Data excerpts >>
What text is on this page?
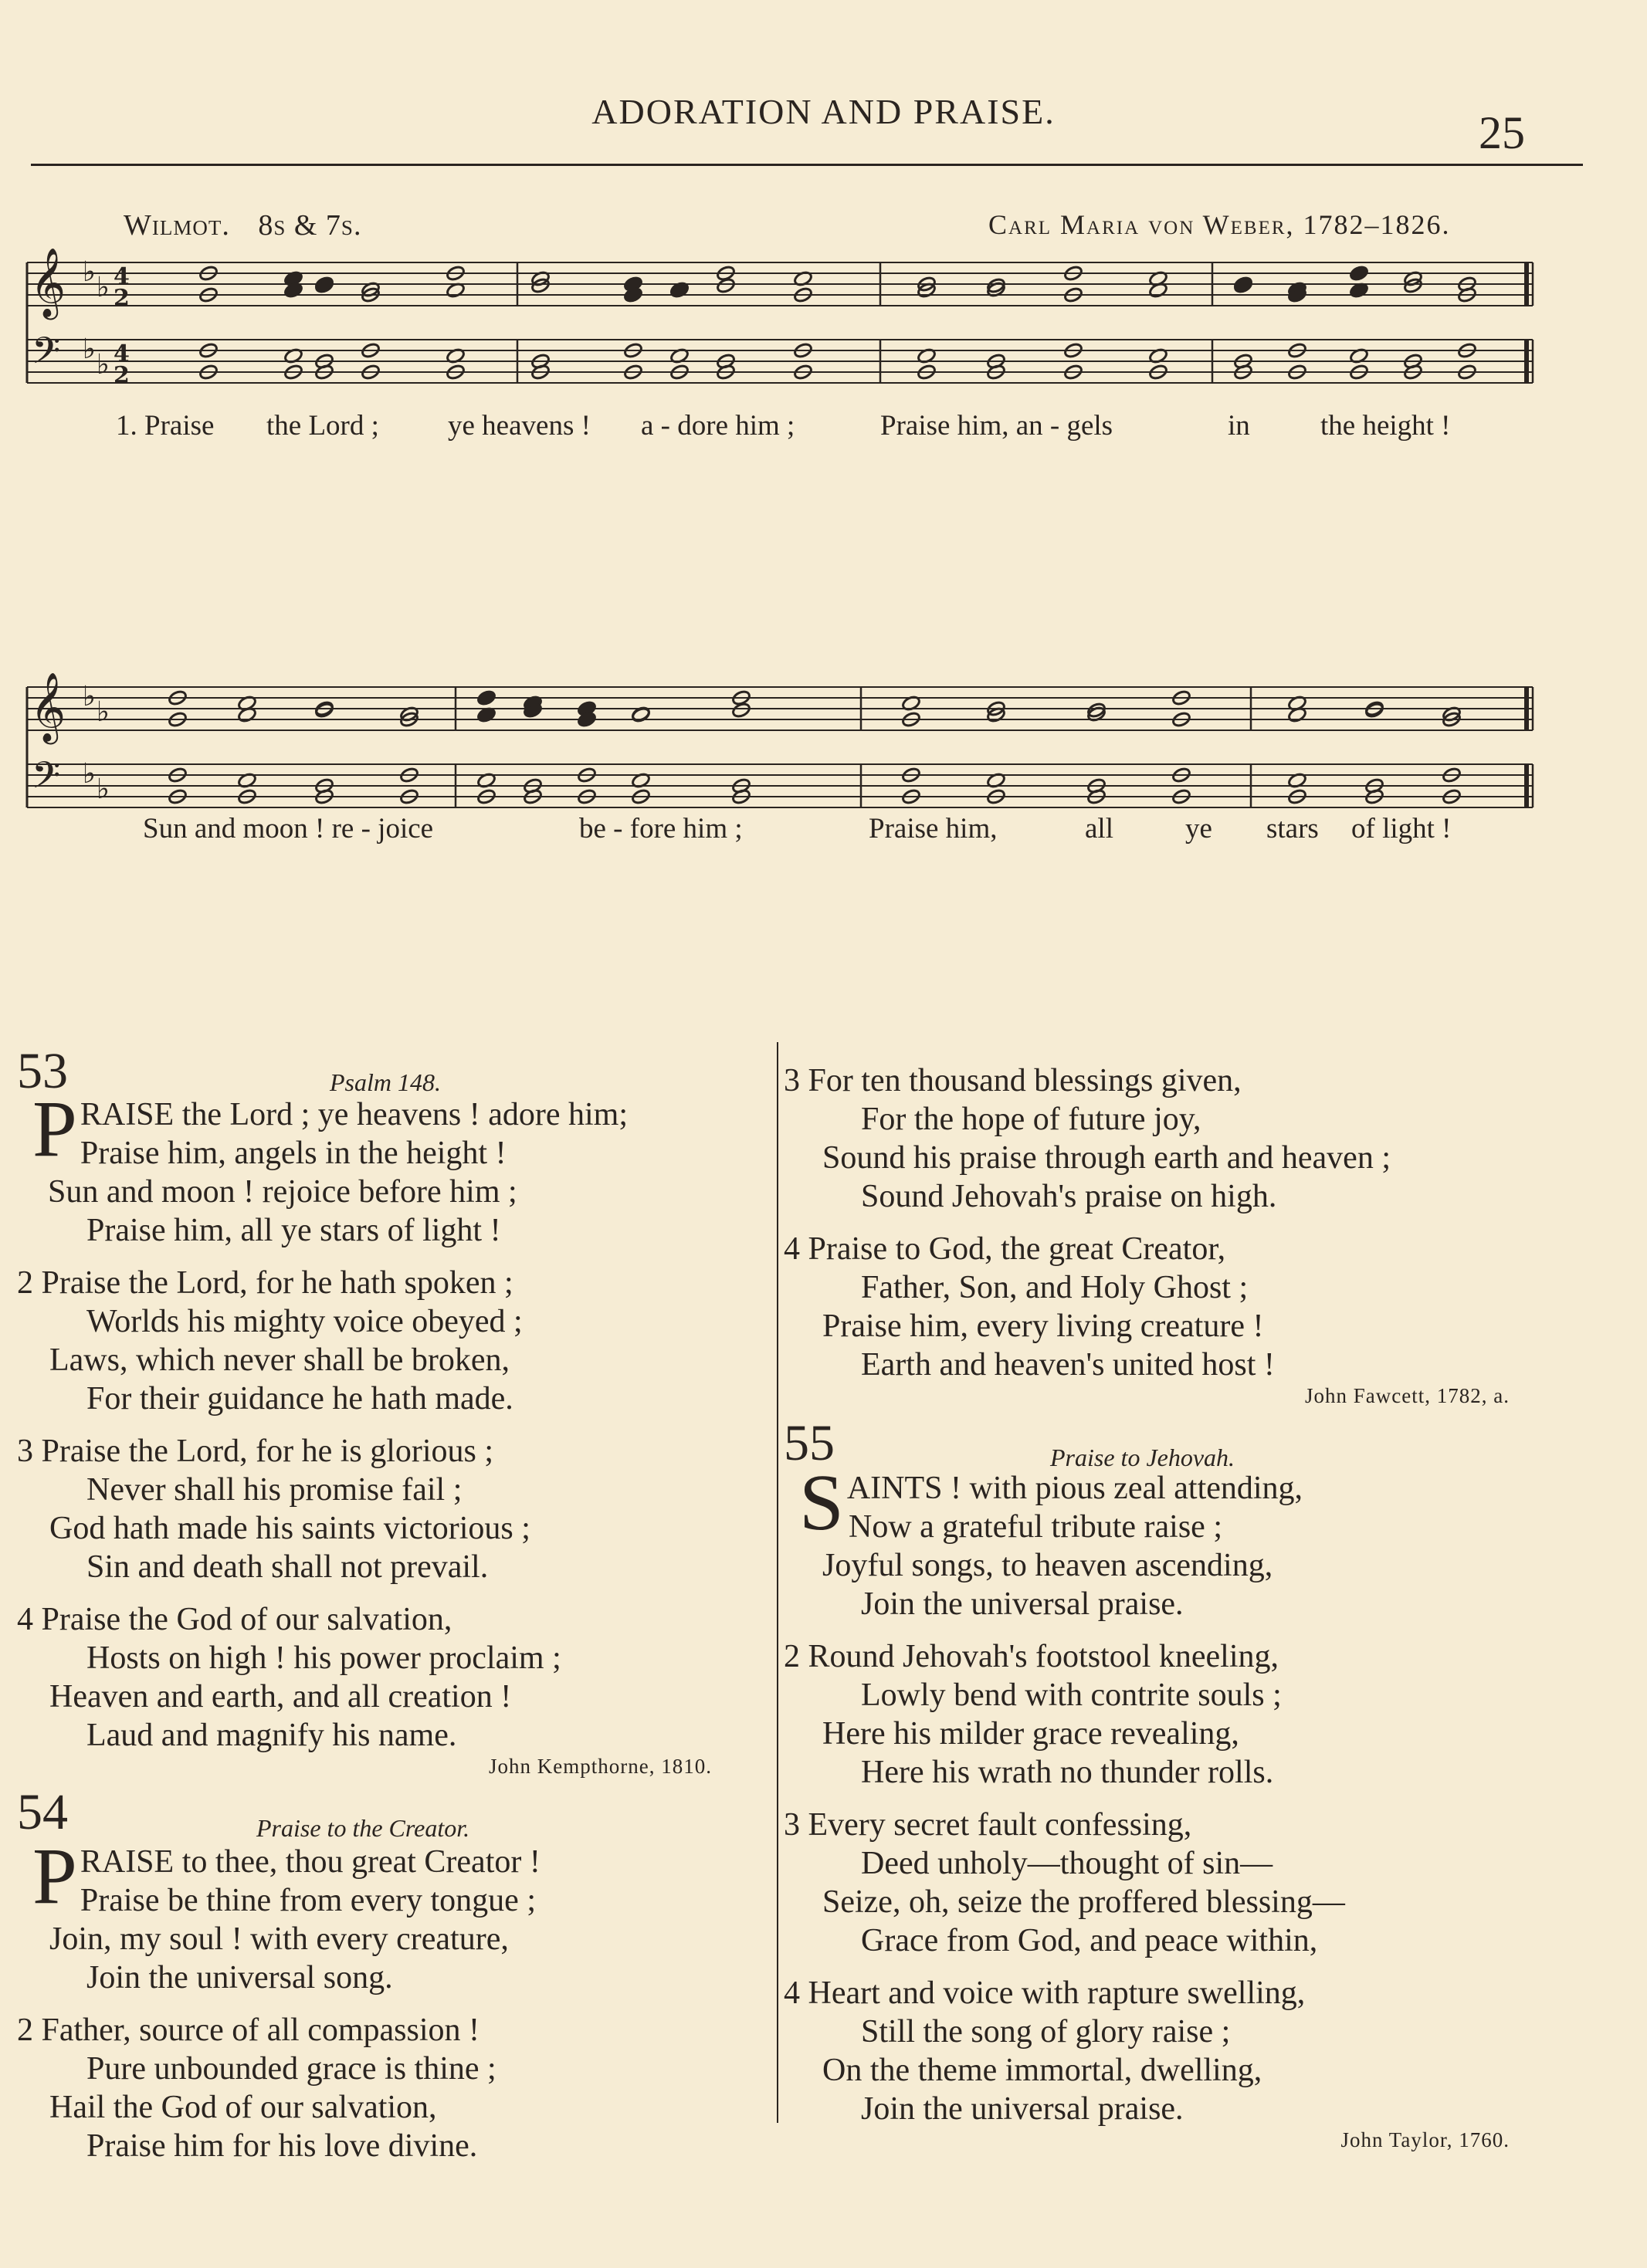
ADORATION AND PRAISE.	25
Wilmot. 8s & 7s.	Carl Maria von Weber, 1782–1826.
𝄞
𝄢
♭ ♭
♭ ♭
4
2
4
2
𝄞
𝄢
♭ ♭
♭ ♭
1. Praise the Lord ; ye heavens ! a - dore him ;	Praise him, an - gels	in the height !
Sun and moon ! re - joice	be - fore him ;	Praise him,	all	ye stars of light !
53	Psalm 148.
PRAISE the Lord ; ye heavens ! adore him;
Praise him, angels in the height !
Sun and moon ! rejoice before him ;
Praise him, all ye stars of light !
2 Praise the Lord, for he hath spoken ;
Worlds his mighty voice obeyed ;
Laws, which never shall be broken,
For their guidance he hath made.
3 Praise the Lord, for he is glorious ;
Never shall his promise fail ;
God hath made his saints victorious ;
Sin and death shall not prevail.
4 Praise the God of our salvation,
Hosts on high ! his power proclaim ;
Heaven and earth, and all creation !
Laud and magnify his name.
John Kempthorne, 1810.
54	Praise to the Creator.
PRAISE to thee, thou great Creator !
Praise be thine from every tongue ;
Join, my soul ! with every creature,
Join the universal song.
2 Father, source of all compassion !
Pure unbounded grace is thine ;
Hail the God of our salvation,
Praise him for his love divine.
3 For ten thousand blessings given,
For the hope of future joy,
Sound his praise through earth and heaven ;
Sound Jehovah's praise on high.
4 Praise to God, the great Creator,
Father, Son, and Holy Ghost ;
Praise him, every living creature !
Earth and heaven's united host !
John Fawcett, 1782, a.
55	Praise to Jehovah.
SAINTS ! with pious zeal attending,
Now a grateful tribute raise ;
Joyful songs, to heaven ascending,
Join the universal praise.
2 Round Jehovah's footstool kneeling,
Lowly bend with contrite souls ;
Here his milder grace revealing,
Here his wrath no thunder rolls.
3 Every secret fault confessing,
Deed unholy—thought of sin—
Seize, oh, seize the proffered blessing—
Grace from God, and peace within,
4 Heart and voice with rapture swelling,
Still the song of glory raise ;
On the theme immortal, dwelling,
Join the universal praise.
John Taylor, 1760.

THE TASK >> What is the number of lines in the records that contain the string "light"? Give only that number.

WORKED ANSWER >> 2